_SHORT TASK_.
Pictures do not belong in the copy; restate the records below word for word.

_PROVIDED DATA_.
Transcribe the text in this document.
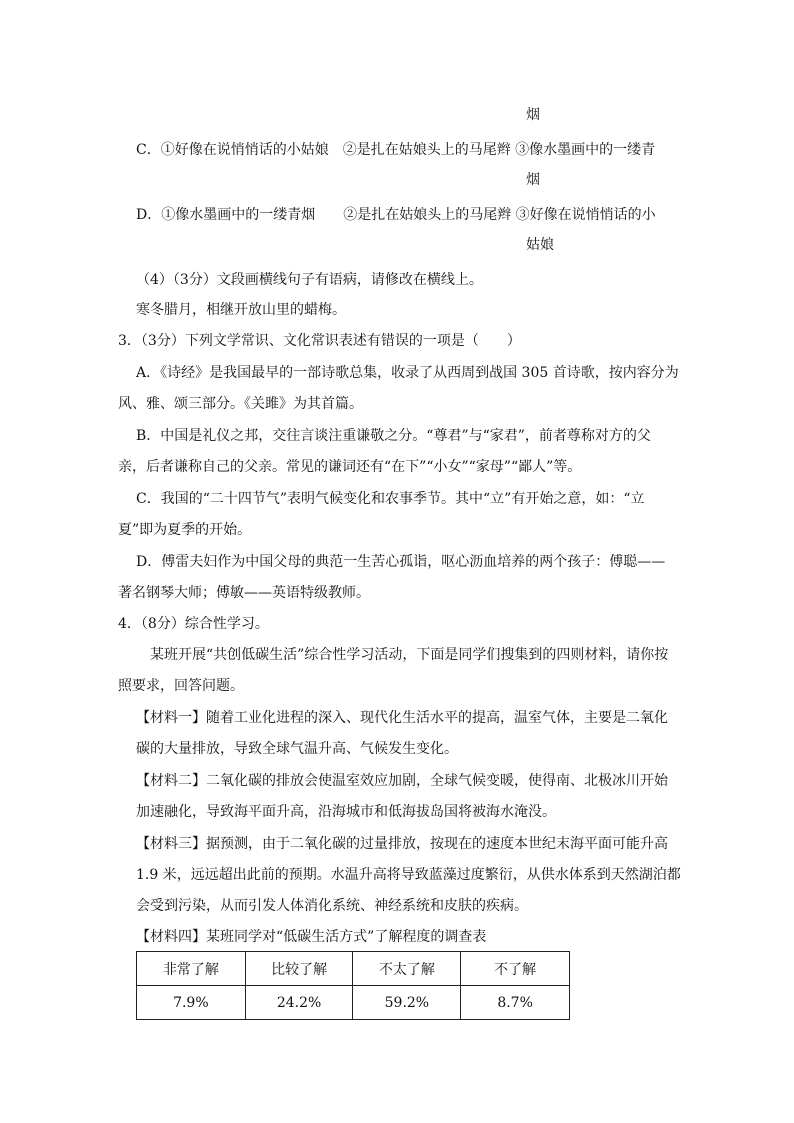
烟
C．①好像在说悄悄话的小姑娘　②是扎在姑娘头上的马尾辫 ③像水墨画中的一缕青
烟
D．①像水墨画中的一缕青烟　　②是扎在姑娘头上的马尾辫 ③好像在说悄悄话的小
姑娘
（4）（3分）文段画横线句子有语病，请修改在横线上。
寒冬腊月，相继开放山里的蜡梅。
3．（3分）下列文学常识、文化常识表述有错误的一项是（　　）
A．《诗经》是我国最早的一部诗歌总集，收录了从西周到战国 305 首诗歌，按内容分为
风、雅、颂三部分。《关雎》为其首篇。
B．中国是礼仪之邦，交往言谈注重谦敬之分。“尊君”与“家君”，前者尊称对方的父
亲，后者谦称自己的父亲。常见的谦词还有“在下”“小女”“家母”“鄙人”等。
C．我国的“二十四节气”表明气候变化和农事季节。其中“立”有开始之意，如：“立
夏”即为夏季的开始。
D．傅雷夫妇作为中国父母的典范一生苦心孤诣，呕心沥血培养的两个孩子：傅聪——
著名钢琴大师；傅敏——英语特级教师。
4．（8分）综合性学习。
某班开展“共创低碳生活”综合性学习活动，下面是同学们搜集到的四则材料，请你按
照要求，回答问题。
【材料一】随着工业化进程的深入、现代化生活水平的提高，温室气体，主要是二氧化
碳的大量排放，导致全球气温升高、气候发生变化。
【材料二】二氧化碳的排放会使温室效应加剧，全球气候变暖，使得南、北极冰川开始
加速融化，导致海平面升高，沿海城市和低海拔岛国将被海水淹没。
【材料三】据预测，由于二氧化碳的过量排放，按现在的速度本世纪末海平面可能升高
1.9 米，远远超出此前的预期。水温升高将导致蓝藻过度繁衍，从供水体系到天然湖泊都
会受到污染，从而引发人体消化系统、神经系统和皮肤的疾病。
【材料四】某班同学对“低碳生活方式”了解程度的调查表
非常了解	比较了解	不太了解	不了解
7.9%	24.2%	59.2%	8.7%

_THE OUTPUT_.
Transcribe the text in this document.
烟
C．①好像在说悄悄话的小姑娘　②是扎在姑娘头上的马尾辫 ③像水墨画中的一缕青
烟
D．①像水墨画中的一缕青烟　　②是扎在姑娘头上的马尾辫 ③好像在说悄悄话的小
姑娘
（4）（3分）文段画横线句子有语病，请修改在横线上。
寒冬腊月，相继开放山里的蜡梅。
3．（3分）下列文学常识、文化常识表述有错误的一项是（　　）
A．《诗经》是我国最早的一部诗歌总集，收录了从西周到战国 305 首诗歌，按内容分为
风、雅、颂三部分。《关雎》为其首篇。
B．中国是礼仪之邦，交往言谈注重谦敬之分。“尊君”与“家君”，前者尊称对方的父
亲，后者谦称自己的父亲。常见的谦词还有“在下”“小女”“家母”“鄙人”等。
C．我国的“二十四节气”表明气候变化和农事季节。其中“立”有开始之意，如：“立
夏”即为夏季的开始。
D．傅雷夫妇作为中国父母的典范一生苦心孤诣，呕心沥血培养的两个孩子：傅聪——
著名钢琴大师；傅敏——英语特级教师。
4．（8分）综合性学习。
某班开展“共创低碳生活”综合性学习活动，下面是同学们搜集到的四则材料，请你按
照要求，回答问题。
【材料一】随着工业化进程的深入、现代化生活水平的提高，温室气体，主要是二氧化
碳的大量排放，导致全球气温升高、气候发生变化。
【材料二】二氧化碳的排放会使温室效应加剧，全球气候变暖，使得南、北极冰川开始
加速融化，导致海平面升高，沿海城市和低海拔岛国将被海水淹没。
【材料三】据预测，由于二氧化碳的过量排放，按现在的速度本世纪末海平面可能升高
1.9 米，远远超出此前的预期。水温升高将导致蓝藻过度繁衍，从供水体系到天然湖泊都
会受到污染，从而引发人体消化系统、神经系统和皮肤的疾病。
【材料四】某班同学对“低碳生活方式”了解程度的调查表
非常了解	比较了解	不太了解	不了解
7.9%	24.2%	59.2%	8.7%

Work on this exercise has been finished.